▶ _Provided passage_:
※
NEW YORK TIMES BESTSELLER • A NEW YORK TIMES NOTABLE BOOK

The remarkable story of James Howard “Billy” Williams, whose uncanny rapport with the world’s largest land animals transformed him from a carefree young man into the charismatic war hero known as Elephant Bill

In 1920, Billy Williams came to colonial Burma as a “forest man” for a British teak company. Mesmerized by the intelligence and character of the great animals who hauled logs through the jungle, he became a gifted “elephant wallah.” In Elephant Company, Vicki Constantine Croke chronicles Williams’s growing love for elephants as the animals provide him lessons in courage, trust, and gratitude.
※
(Item position entries)
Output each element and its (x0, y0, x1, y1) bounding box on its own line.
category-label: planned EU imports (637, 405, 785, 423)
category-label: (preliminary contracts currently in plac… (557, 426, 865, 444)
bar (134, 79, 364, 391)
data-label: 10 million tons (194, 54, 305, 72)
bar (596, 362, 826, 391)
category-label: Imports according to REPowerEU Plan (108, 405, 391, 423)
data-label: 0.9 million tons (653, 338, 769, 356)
※
▶ _Complete the following_:
1. Copy out every item position entry line by line, with no changes.
2. Extend the book description about Billy Williams and the Burmese elephants, picking up after its last sentence.
The item position entries bear no relation to the text about Billy Williams.

▶ _Per-task answers_:
1.
Output each element and its (x0, y0, x1, y1) bounding box on its own line.
category-label: planned EU imports (637, 405, 785, 423)
category-label: (preliminary contracts currently in plac… (557, 426, 865, 444)
bar (134, 79, 364, 391)
data-label: 10 million tons (194, 54, 305, 72)
bar (596, 362, 826, 391)
category-label: Imports according to REPowerEU Plan (108, 405, 391, 423)
data-label: 0.9 million tons (653, 338, 769, 356)

2.
Elephant Company is also a tale of war and daring. When Japanese forces invaded Burma in 1942, Williams joined the elite British Force 136 and operated behind enemy lines. His war elephants carried supplies, helped build bridges, and transported the sick and elderly over treacherous mountain terrain. As the occupying authorities put a price on his head, Williams and his elephants faced their most perilous test. Elephant Company, cornered by the enemy, attempted a desperate escape: a risky trek over the mountainous border to India, with a bedraggled group of refugees in tow. Part biography, part war epic, Elephant Company is an inspirational narrative that illuminates a little-known chapter in the annals of wartime heroism.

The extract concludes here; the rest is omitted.